What is being asked
Reproduce the records that follow in full, excluding any picture they contain.

Data records:
= = =
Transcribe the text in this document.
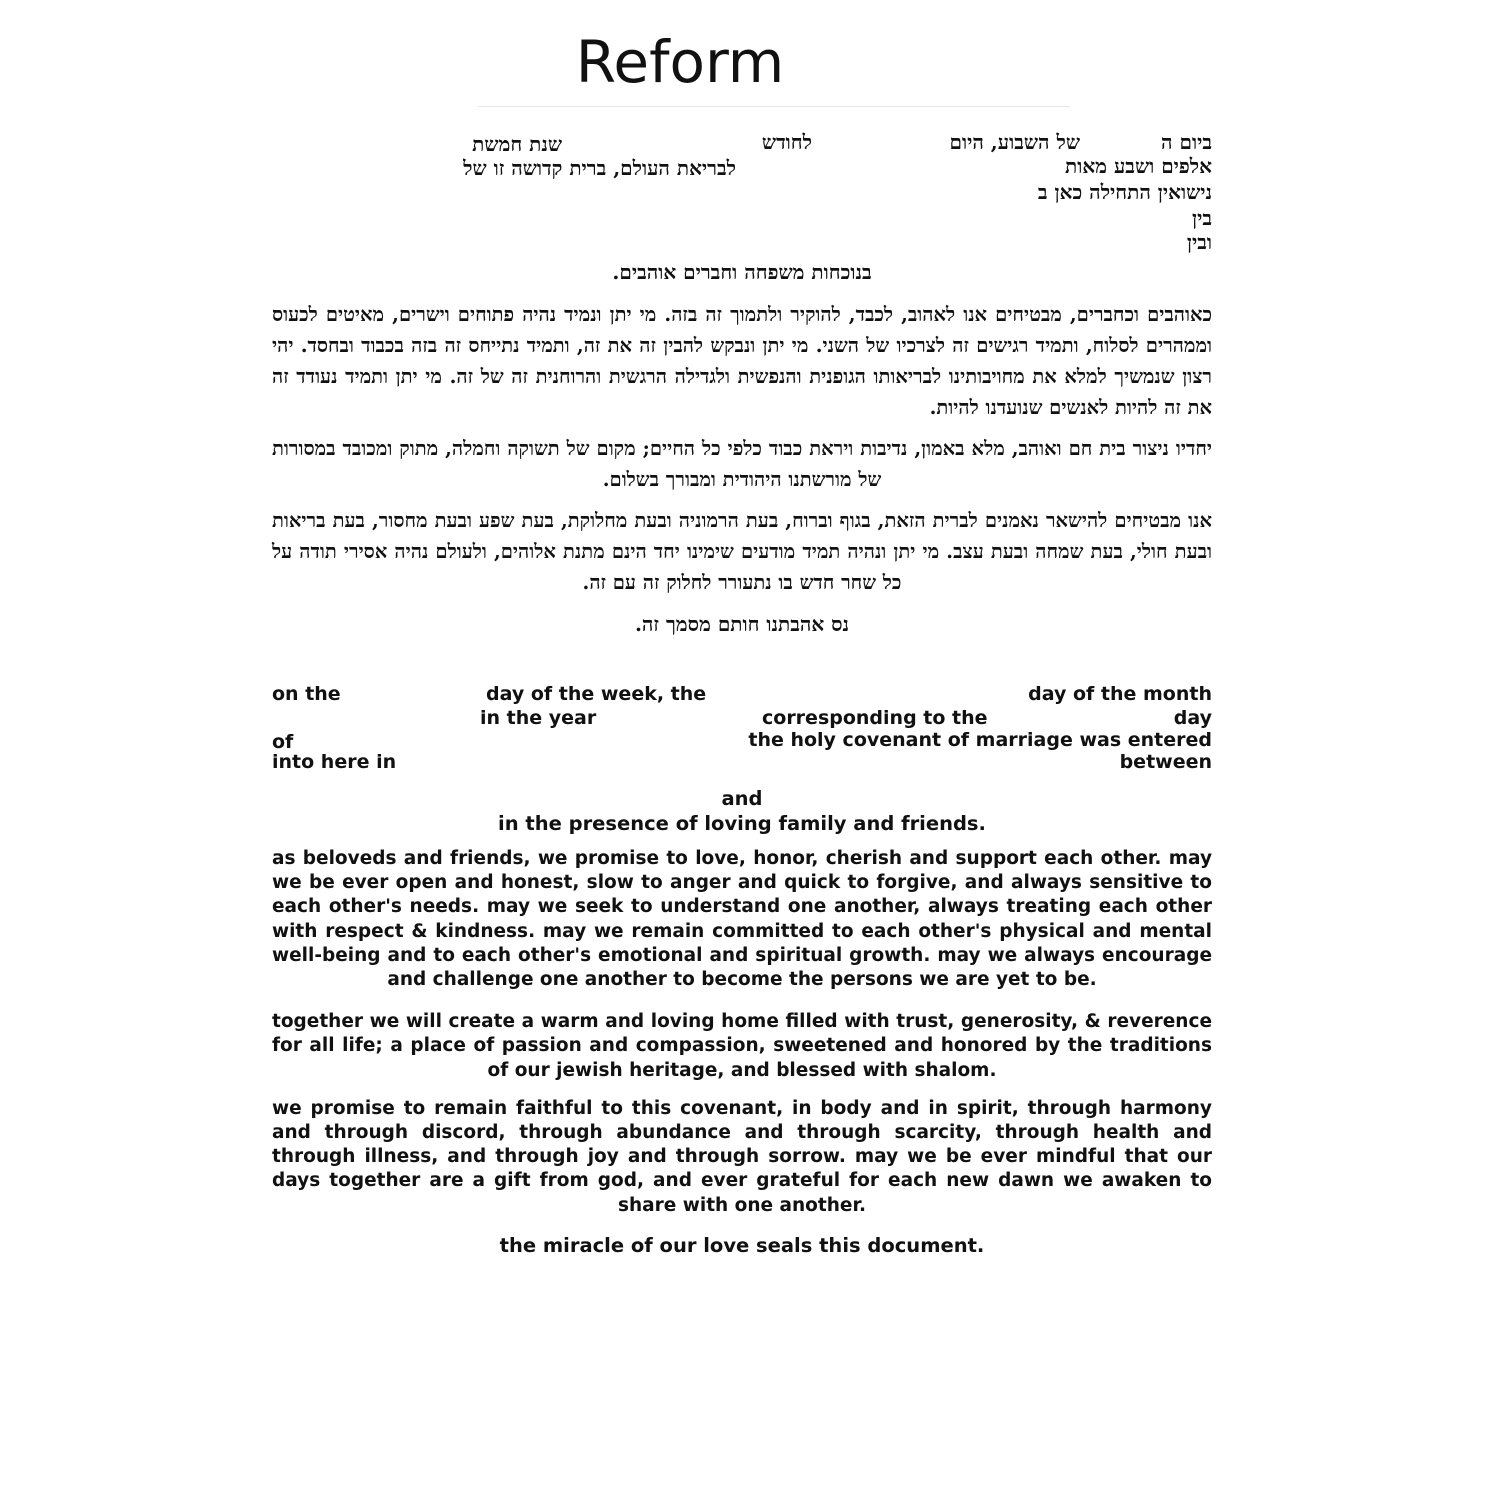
Reform
ביום ה
של השבוע, היום
לחודש
שנת חמשת
אלפים ושבע מאות
לבריאת העולם, ברית קדושה זו של
נישואין התחילה כאן ב
בין
ובין

בנוכחות משפחה וחברים אוהבים.

כאוהבים וכחברים, מבטיחים אנו לאהוב, לכבד, להוקיר ולתמוך זה בזה. מי יתן ונמיד נהיה פתוחים וישרים, מאיטים לכעוס וממהרים לסלוח, ותמיד רגישים זה לצרכיו של השני. מי יתן ונבקש להבין זה את זה, ותמיד נתייחס זה בזה בכבוד ובחסד. יהי רצון שנמשיך למלא את מחויבותינו לבריאותו הגופנית והנפשית ולגדילה הרגשית והרוחנית זה של זה. מי יתן ותמיד נעודד זה את זה להיות לאנשים שנועדנו להיות.

יחדיו ניצור בית חם ואוהב, מלא באמון, נדיבות ויראת כבוד כלפי כל החיים; מקום של תשוקה וחמלה, מתוק ומכובד במסורות של מורשתנו היהודית ומבורך בשלום.

אנו מבטיחים להישאר נאמנים לברית הזאת, בגוף וברוח, בעת הרמוניה ובעת מחלוקת, בעת שפע ובעת מחסור, בעת בריאות ובעת חולי, בעת שמחה ובעת עצב. מי יתן ונהיה תמיד מודעים שימינו יחד הינם מתנת אלוהים, ולעולם נהיה אסירי תודה על כל שחר חדש בו נתעורר לחלוק זה עם זה.

נס אהבתנו חותם מסמך זה.

on the	day of the week, the	day of the month
in the year	corresponding to the	day
of	the holy covenant of marriage was entered
into here in	between

and

in the presence of loving family and friends.

as beloveds and friends, we promise to love, honor, cherish and support each other. may we be ever open and honest, slow to anger and quick to forgive, and always sensitive to each other's needs. may we seek to understand one another, always treating each other with respect & kindness. may we remain committed to each other's physical and mental well-being and to each other's emotional and spiritual growth. may we always encourage and challenge one another to become the persons we are yet to be.

together we will create a warm and loving home filled with trust, generosity, & reverence for all life; a place of passion and compassion, sweetened and honored by the traditions of our jewish heritage, and blessed with shalom.

we promise to remain faithful to this covenant, in body and in spirit, through harmony and through discord, through abundance and through scarcity, through health and through illness, and through joy and through sorrow. may we be ever mindful that our days together are a gift from god, and ever grateful for each new dawn we awaken to share with one another.

the miracle of our love seals this document.
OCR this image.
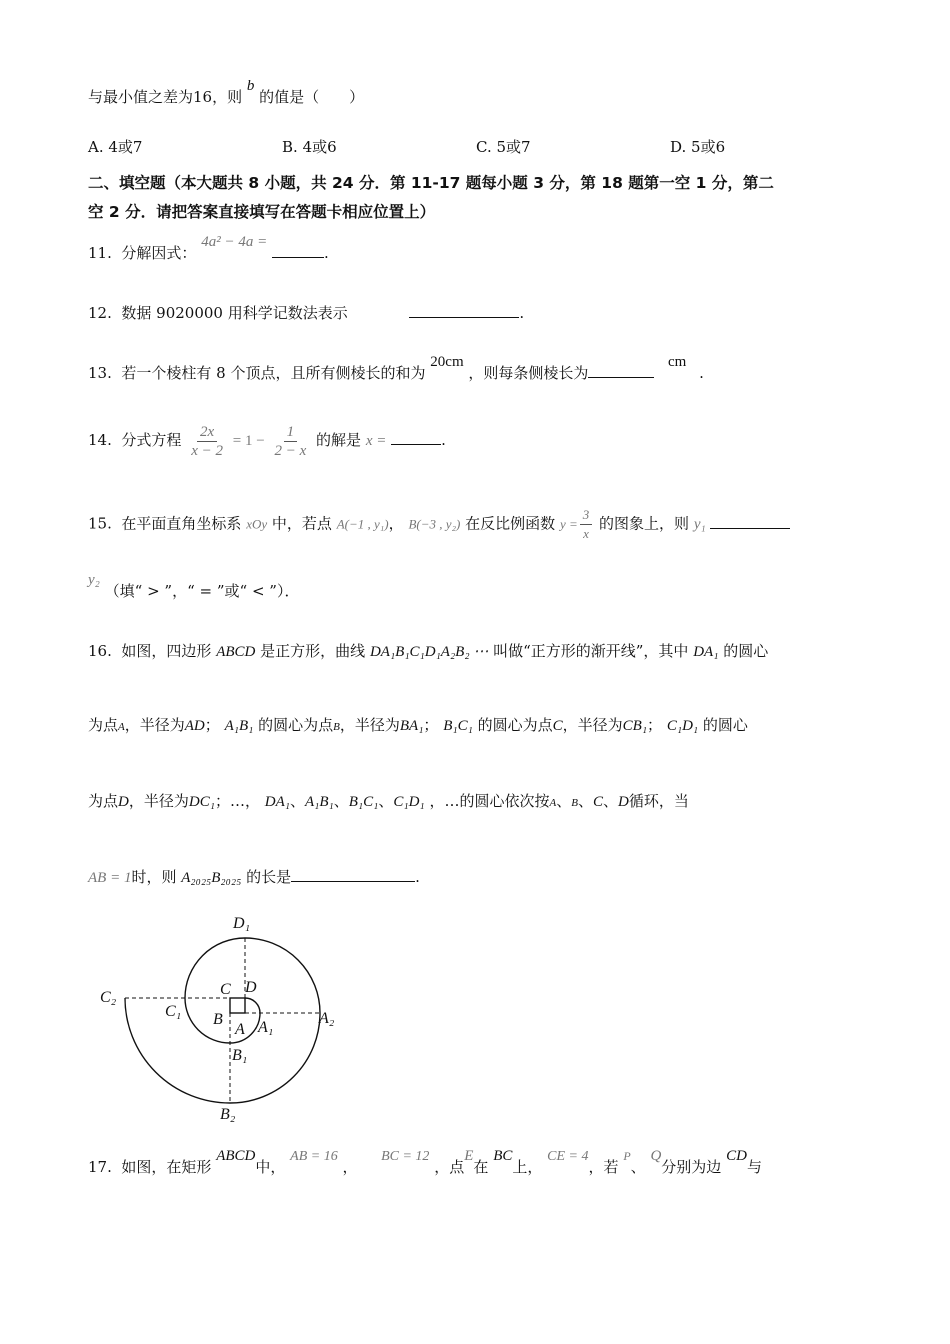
与最小值之差为16，则 b 的值是（　　）
A. 4或7	B. 4或6	C. 5或7	D. 5或6
二、填空题（本大题共 8 小题，共 24 分．第 11-17 题每小题 3 分，第 18 题第一空 1 分，第二
空 2 分．请把答案直接填写在答题卡相应位置上）
11. 分解因式： 4a² − 4a = .
12. 数据 9020000 用科学记数法表示	.
13. 若一个棱柱有 8 个顶点，且所有侧棱长的和为 20cm ，则每条侧棱长为  cm .
14. 分式方程 $\frac{2x}{x - 2} = 1 - \frac{1}{2 - x}$ 的解是 x =	.
15. 在平面直角坐标系 xOy 中，若点 A(−1 , y₁)， B(−3 , y₂) 在反比例函数 $y = \frac{3}{x}$ 的图象上，则 y₁
y₂ （填“ > ”，“ = ”或“ < ”）．
16. 如图，四边形 ABCD 是正方形，曲线 DA₁B₁C₁D₁A₂B₂ ⋯ 叫做“正方形的渐开线”，其中 DA₁ 的圆心
为点A，半径为AD； A₁B₁ 的圆心为点B，半径为BA₁； B₁C₁ 的圆心为点C，半径为CB₁； C₁D₁ 的圆心
为点D，半径为DC₁；…， DA₁、A₁B₁、B₁C₁、C₁D₁ ，…的圆心依次按A、B、C、D循环，当
AB = 1时，则 A₂₀₂₅B₂₀₂₅ 的长是	.
D₁
C D
C₂
C₁ B
A A₁
A₂
B₁
B₂
17. 如图，在矩形 ABCD中， AB = 16 ，  BC = 12 ，点E在 BC上， CE = 4，若 $^P$、 Q分别为边 CD与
= = =
Problem solution
Transcribe the text in this document.
Reform
ביום ה
של השבוע, היום
לחודש
שנת חמשת
אלפים ושבע מאות
לבריאת העולם, ברית קדושה זו של
נישואין התחילה כאן ב
בין
ובין

בנוכחות משפחה וחברים אוהבים.

כאוהבים וכחברים, מבטיחים אנו לאהוב, לכבד, להוקיר ולתמוך זה בזה. מי יתן ונמיד נהיה פתוחים וישרים, מאיטים לכעוס וממהרים לסלוח, ותמיד רגישים זה לצרכיו של השני. מי יתן ונבקש להבין זה את זה, ותמיד נתייחס זה בזה בכבוד ובחסד. יהי רצון שנמשיך למלא את מחויבותינו לבריאותו הגופנית והנפשית ולגדילה הרגשית והרוחנית זה של זה. מי יתן ותמיד נעודד זה את זה להיות לאנשים שנועדנו להיות.

יחדיו ניצור בית חם ואוהב, מלא באמון, נדיבות ויראת כבוד כלפי כל החיים; מקום של תשוקה וחמלה, מתוק ומכובד במסורות של מורשתנו היהודית ומבורך בשלום.

אנו מבטיחים להישאר נאמנים לברית הזאת, בגוף וברוח, בעת הרמוניה ובעת מחלוקת, בעת שפע ובעת מחסור, בעת בריאות ובעת חולי, בעת שמחה ובעת עצב. מי יתן ונהיה תמיד מודעים שימינו יחד הינם מתנת אלוהים, ולעולם נהיה אסירי תודה על כל שחר חדש בו נתעורר לחלוק זה עם זה.

נס אהבתנו חותם מסמך זה.

on the	day of the week, the	day of the month
in the year	corresponding to the	day
of	the holy covenant of marriage was entered
into here in	between

and

in the presence of loving family and friends.

as beloveds and friends, we promise to love, honor, cherish and support each other. may we be ever open and honest, slow to anger and quick to forgive, and always sensitive to each other's needs. may we seek to understand one another, always treating each other with respect & kindness. may we remain committed to each other's physical and mental well-being and to each other's emotional and spiritual growth. may we always encourage and challenge one another to become the persons we are yet to be.

together we will create a warm and loving home filled with trust, generosity, & reverence for all life; a place of passion and compassion, sweetened and honored by the traditions of our jewish heritage, and blessed with shalom.

we promise to remain faithful to this covenant, in body and in spirit, through harmony and through discord, through abundance and through scarcity, through health and through illness, and through joy and through sorrow. may we be ever mindful that our days together are a gift from god, and ever grateful for each new dawn we awaken to share with one another.

the miracle of our love seals this document.
OCR this image.
与最小值之差为16，则 b 的值是（　　）
A. 4或7	B. 4或6	C. 5或7	D. 5或6
二、填空题（本大题共 8 小题，共 24 分．第 11-17 题每小题 3 分，第 18 题第一空 1 分，第二
空 2 分．请把答案直接填写在答题卡相应位置上）
11. 分解因式： 4a² − 4a = .
12. 数据 9020000 用科学记数法表示	.
13. 若一个棱柱有 8 个顶点，且所有侧棱长的和为 20cm ，则每条侧棱长为  cm .
14. 分式方程 $\frac{2x}{x - 2} = 1 - \frac{1}{2 - x}$ 的解是 x =	.
15. 在平面直角坐标系 xOy 中，若点 A(−1 , y₁)， B(−3 , y₂) 在反比例函数 $y = \frac{3}{x}$ 的图象上，则 y₁
y₂ （填“ > ”，“ = ”或“ < ”）．
16. 如图，四边形 ABCD 是正方形，曲线 DA₁B₁C₁D₁A₂B₂ ⋯ 叫做“正方形的渐开线”，其中 DA₁ 的圆心
为点A，半径为AD； A₁B₁ 的圆心为点B，半径为BA₁； B₁C₁ 的圆心为点C，半径为CB₁； C₁D₁ 的圆心
为点D，半径为DC₁；…， DA₁、A₁B₁、B₁C₁、C₁D₁ ，…的圆心依次按A、B、C、D循环，当
AB = 1时，则 A₂₀₂₅B₂₀₂₅ 的长是	.
D₁
C D
C₂
C₁ B
A A₁
A₂
B₁
B₂
17. 如图，在矩形 ABCD中， AB = 16 ，  BC = 12 ，点E在 BC上， CE = 4，若 $^P$、 Q分别为边 CD与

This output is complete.